=== Records provided ===

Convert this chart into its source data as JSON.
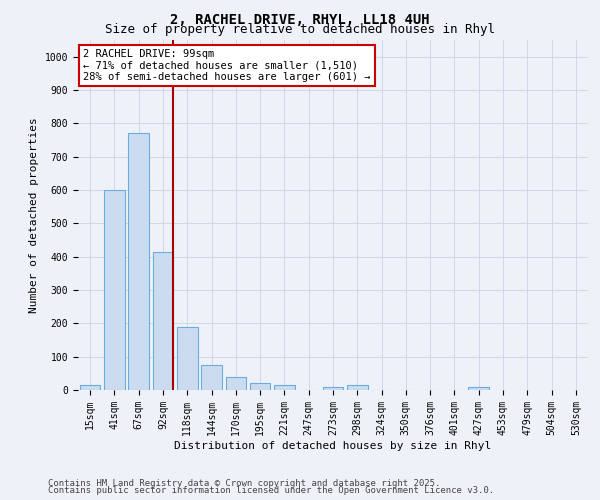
{
  "title_line1": "2, RACHEL DRIVE, RHYL, LL18 4UH",
  "title_line2": "Size of property relative to detached houses in Rhyl",
  "xlabel": "Distribution of detached houses by size in Rhyl",
  "ylabel": "Number of detached properties",
  "categories": [
    "15sqm",
    "41sqm",
    "67sqm",
    "92sqm",
    "118sqm",
    "144sqm",
    "170sqm",
    "195sqm",
    "221sqm",
    "247sqm",
    "273sqm",
    "298sqm",
    "324sqm",
    "350sqm",
    "376sqm",
    "401sqm",
    "427sqm",
    "453sqm",
    "479sqm",
    "504sqm",
    "530sqm"
  ],
  "values": [
    15,
    600,
    770,
    415,
    190,
    75,
    40,
    20,
    15,
    0,
    10,
    15,
    0,
    0,
    0,
    0,
    10,
    0,
    0,
    0,
    0
  ],
  "bar_color": "#ccdcf0",
  "bar_edge_color": "#6aabe0",
  "vline_color": "#aa0000",
  "annotation_text": "2 RACHEL DRIVE: 99sqm\n← 71% of detached houses are smaller (1,510)\n28% of semi-detached houses are larger (601) →",
  "annotation_box_color": "#ffffff",
  "annotation_box_edge_color": "#cc0000",
  "ylim": [
    0,
    1050
  ],
  "yticks": [
    0,
    100,
    200,
    300,
    400,
    500,
    600,
    700,
    800,
    900,
    1000
  ],
  "grid_color": "#d0d8e8",
  "background_color": "#eef2f8",
  "footer_line1": "Contains HM Land Registry data © Crown copyright and database right 2025.",
  "footer_line2": "Contains public sector information licensed under the Open Government Licence v3.0.",
  "title_fontsize": 10,
  "subtitle_fontsize": 9,
  "axis_label_fontsize": 8,
  "tick_fontsize": 7,
  "annotation_fontsize": 7.5,
  "footer_fontsize": 6.5
}
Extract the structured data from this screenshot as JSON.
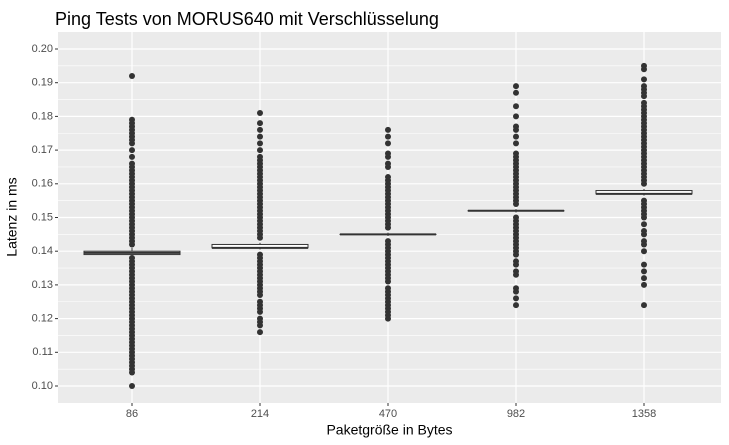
{
  "chart_data": {
    "type": "box",
    "title": "Ping Tests von MORUS640 mit Verschlüsselung",
    "xlabel": "Paketgröße in Bytes",
    "ylabel": "Latenz in ms",
    "categories": [
      "86",
      "214",
      "470",
      "982",
      "1358"
    ],
    "ylim": [
      0.095,
      0.205
    ],
    "yticks": [
      0.1,
      0.11,
      0.12,
      0.13,
      0.14,
      0.15,
      0.16,
      0.17,
      0.18,
      0.19,
      0.2
    ],
    "ytick_labels": [
      "0.10",
      "0.11",
      "0.12",
      "0.13",
      "0.14",
      "0.15",
      "0.16",
      "0.17",
      "0.18",
      "0.19",
      "0.20"
    ],
    "grid": true,
    "colors": {
      "panel": "#ebebeb",
      "grid": "#ffffff",
      "box_fill": "#ffffff",
      "box_line": "#333333",
      "point": "#333333"
    },
    "boxes": [
      {
        "category": "86",
        "q1": 0.139,
        "median": 0.1395,
        "q3": 0.14,
        "whisker_low": 0.1385,
        "whisker_high": 0.141,
        "outliers": [
          0.1,
          0.104,
          0.105,
          0.106,
          0.107,
          0.108,
          0.109,
          0.11,
          0.111,
          0.112,
          0.113,
          0.114,
          0.115,
          0.116,
          0.117,
          0.118,
          0.119,
          0.12,
          0.121,
          0.122,
          0.123,
          0.124,
          0.125,
          0.126,
          0.127,
          0.128,
          0.129,
          0.13,
          0.131,
          0.132,
          0.133,
          0.134,
          0.135,
          0.136,
          0.137,
          0.138,
          0.142,
          0.143,
          0.144,
          0.145,
          0.146,
          0.147,
          0.148,
          0.149,
          0.15,
          0.151,
          0.152,
          0.153,
          0.154,
          0.155,
          0.156,
          0.157,
          0.158,
          0.159,
          0.16,
          0.161,
          0.162,
          0.163,
          0.164,
          0.165,
          0.166,
          0.168,
          0.17,
          0.172,
          0.173,
          0.174,
          0.175,
          0.176,
          0.177,
          0.178,
          0.179,
          0.192
        ]
      },
      {
        "category": "214",
        "q1": 0.141,
        "median": 0.141,
        "q3": 0.142,
        "whisker_low": 0.1405,
        "whisker_high": 0.1425,
        "outliers": [
          0.116,
          0.118,
          0.119,
          0.12,
          0.122,
          0.123,
          0.124,
          0.125,
          0.127,
          0.128,
          0.129,
          0.13,
          0.131,
          0.132,
          0.133,
          0.134,
          0.135,
          0.136,
          0.137,
          0.138,
          0.139,
          0.144,
          0.145,
          0.146,
          0.147,
          0.148,
          0.149,
          0.15,
          0.151,
          0.152,
          0.153,
          0.154,
          0.155,
          0.156,
          0.157,
          0.158,
          0.159,
          0.16,
          0.161,
          0.162,
          0.163,
          0.164,
          0.165,
          0.166,
          0.167,
          0.168,
          0.17,
          0.172,
          0.174,
          0.176,
          0.178,
          0.181
        ]
      },
      {
        "category": "470",
        "q1": 0.145,
        "median": 0.145,
        "q3": 0.145,
        "whisker_low": 0.1445,
        "whisker_high": 0.1455,
        "outliers": [
          0.12,
          0.121,
          0.122,
          0.123,
          0.124,
          0.125,
          0.126,
          0.127,
          0.128,
          0.129,
          0.131,
          0.132,
          0.133,
          0.134,
          0.135,
          0.136,
          0.137,
          0.138,
          0.139,
          0.14,
          0.141,
          0.142,
          0.143,
          0.147,
          0.148,
          0.149,
          0.15,
          0.151,
          0.152,
          0.153,
          0.154,
          0.155,
          0.156,
          0.157,
          0.158,
          0.159,
          0.16,
          0.161,
          0.162,
          0.165,
          0.166,
          0.168,
          0.169,
          0.172,
          0.174,
          0.176
        ]
      },
      {
        "category": "982",
        "q1": 0.152,
        "median": 0.152,
        "q3": 0.152,
        "whisker_low": 0.1515,
        "whisker_high": 0.1525,
        "outliers": [
          0.124,
          0.126,
          0.128,
          0.129,
          0.133,
          0.134,
          0.136,
          0.137,
          0.139,
          0.14,
          0.141,
          0.142,
          0.143,
          0.144,
          0.145,
          0.146,
          0.147,
          0.148,
          0.149,
          0.15,
          0.154,
          0.155,
          0.156,
          0.157,
          0.158,
          0.159,
          0.16,
          0.161,
          0.162,
          0.163,
          0.164,
          0.165,
          0.166,
          0.167,
          0.168,
          0.169,
          0.172,
          0.174,
          0.176,
          0.177,
          0.18,
          0.183,
          0.187,
          0.189
        ]
      },
      {
        "category": "1358",
        "q1": 0.157,
        "median": 0.157,
        "q3": 0.158,
        "whisker_low": 0.1565,
        "whisker_high": 0.1585,
        "outliers": [
          0.124,
          0.13,
          0.132,
          0.134,
          0.136,
          0.14,
          0.142,
          0.143,
          0.145,
          0.146,
          0.148,
          0.15,
          0.151,
          0.152,
          0.153,
          0.154,
          0.155,
          0.16,
          0.161,
          0.162,
          0.163,
          0.164,
          0.165,
          0.166,
          0.167,
          0.168,
          0.169,
          0.17,
          0.171,
          0.172,
          0.173,
          0.174,
          0.175,
          0.176,
          0.177,
          0.178,
          0.179,
          0.18,
          0.181,
          0.182,
          0.183,
          0.184,
          0.186,
          0.187,
          0.188,
          0.189,
          0.191,
          0.194,
          0.195
        ]
      }
    ]
  }
}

===

Task instructions – Determine how many lines in the listing above hold the word "this", answering with the number only.

The completed task – 2